INSTRUCTIONS TO FOLLOW | Say how many lines contain the string "Chrome". Give no other output.

INPUT FOR THIS TASK |
* begin *

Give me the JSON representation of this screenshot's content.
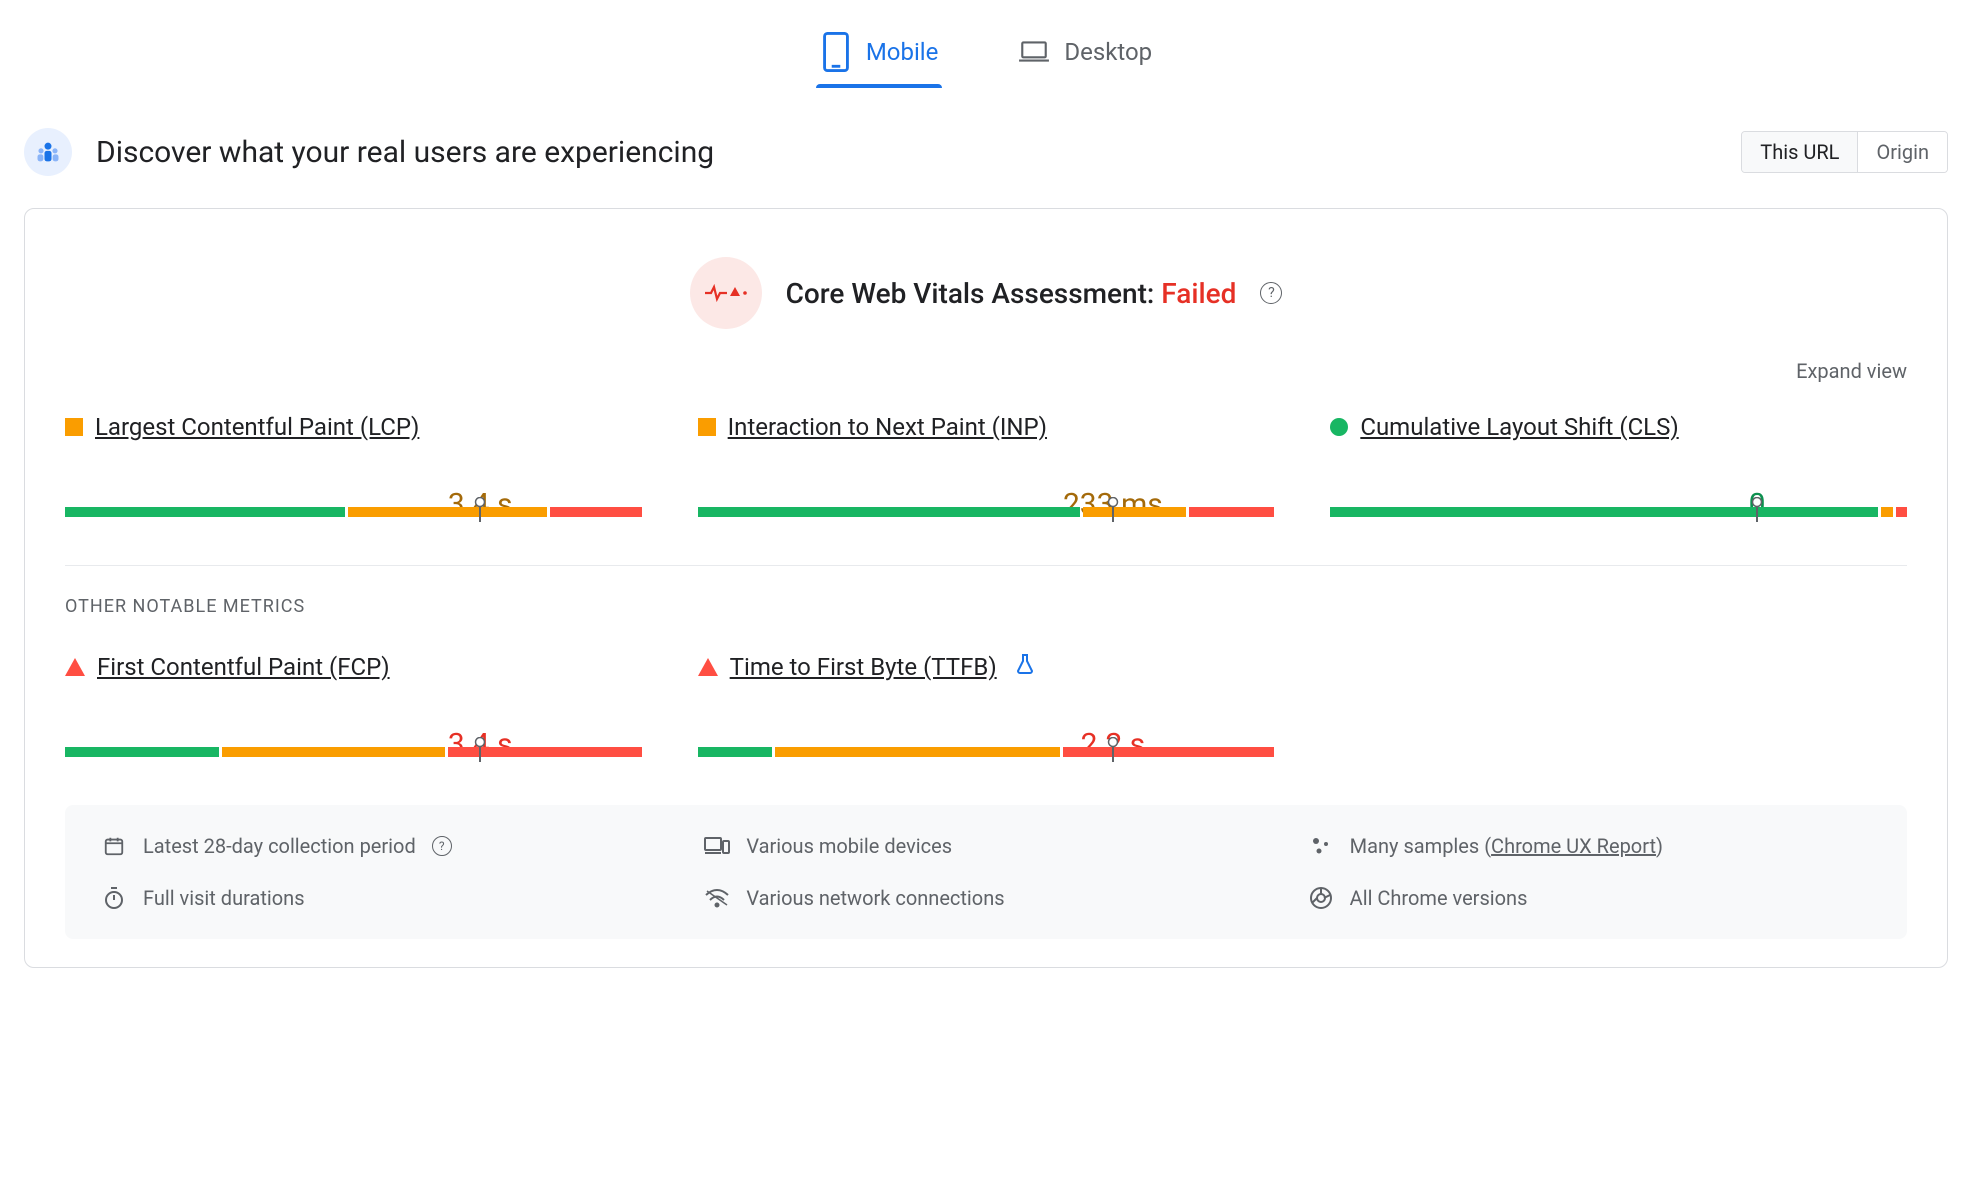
{
  "tabs": {
    "mobile": "Mobile",
    "desktop": "Desktop",
    "active": "mobile"
  },
  "header": {
    "title": "Discover what your real users are experiencing",
    "toggle": {
      "thisUrl": "This URL",
      "origin": "Origin",
      "active": "thisUrl"
    }
  },
  "assessment": {
    "label": "Core Web Vitals Assessment: ",
    "status": "Failed",
    "expand": "Expand view"
  },
  "colors": {
    "good": "#18b663",
    "warn": "#fa9d00",
    "bad": "#ff4e42",
    "warn_text": "#a46a0a",
    "bad_text": "#e63025",
    "good_text": "#0d904f"
  },
  "coreMetrics": [
    {
      "id": "lcp",
      "name": "Largest Contentful Paint (LCP)",
      "status": "warn",
      "shape": "square-warn",
      "value": "3.4 s",
      "value_class": "warn",
      "segments": {
        "good": 49,
        "warn": 35,
        "bad": 16
      },
      "marker_pct": 72,
      "value_pos_pct": 72
    },
    {
      "id": "inp",
      "name": "Interaction to Next Paint (INP)",
      "status": "warn",
      "shape": "square-warn",
      "value": "233 ms",
      "value_class": "warn",
      "segments": {
        "good": 67,
        "warn": 18,
        "bad": 15
      },
      "marker_pct": 72,
      "value_pos_pct": 72
    },
    {
      "id": "cls",
      "name": "Cumulative Layout Shift (CLS)",
      "status": "good",
      "shape": "circle-good",
      "value": "0",
      "value_class": "good",
      "segments": {
        "good": 96,
        "warn": 2,
        "bad": 2
      },
      "marker_pct": 74,
      "value_pos_pct": 74
    }
  ],
  "otherLabel": "OTHER NOTABLE METRICS",
  "otherMetrics": [
    {
      "id": "fcp",
      "name": "First Contentful Paint (FCP)",
      "status": "bad",
      "shape": "triangle-bad",
      "value": "3.4 s",
      "value_class": "bad",
      "segments": {
        "good": 27,
        "warn": 39,
        "bad": 34
      },
      "marker_pct": 72,
      "value_pos_pct": 72
    },
    {
      "id": "ttfb",
      "name": "Time to First Byte (TTFB)",
      "status": "bad",
      "shape": "triangle-bad",
      "value": "2.2 s",
      "value_class": "bad",
      "segments": {
        "good": 13,
        "warn": 50,
        "bad": 37
      },
      "marker_pct": 72,
      "value_pos_pct": 72,
      "experimental": true
    }
  ],
  "info": {
    "period": "Latest 28-day collection period",
    "devices": "Various mobile devices",
    "samples_prefix": "Many samples (",
    "samples_link": "Chrome UX Report",
    "samples_suffix": ")",
    "durations": "Full visit durations",
    "network": "Various network connections",
    "versions": "All Chrome versions"
  }
}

* end *

ANSWER TO THIS TASK | 2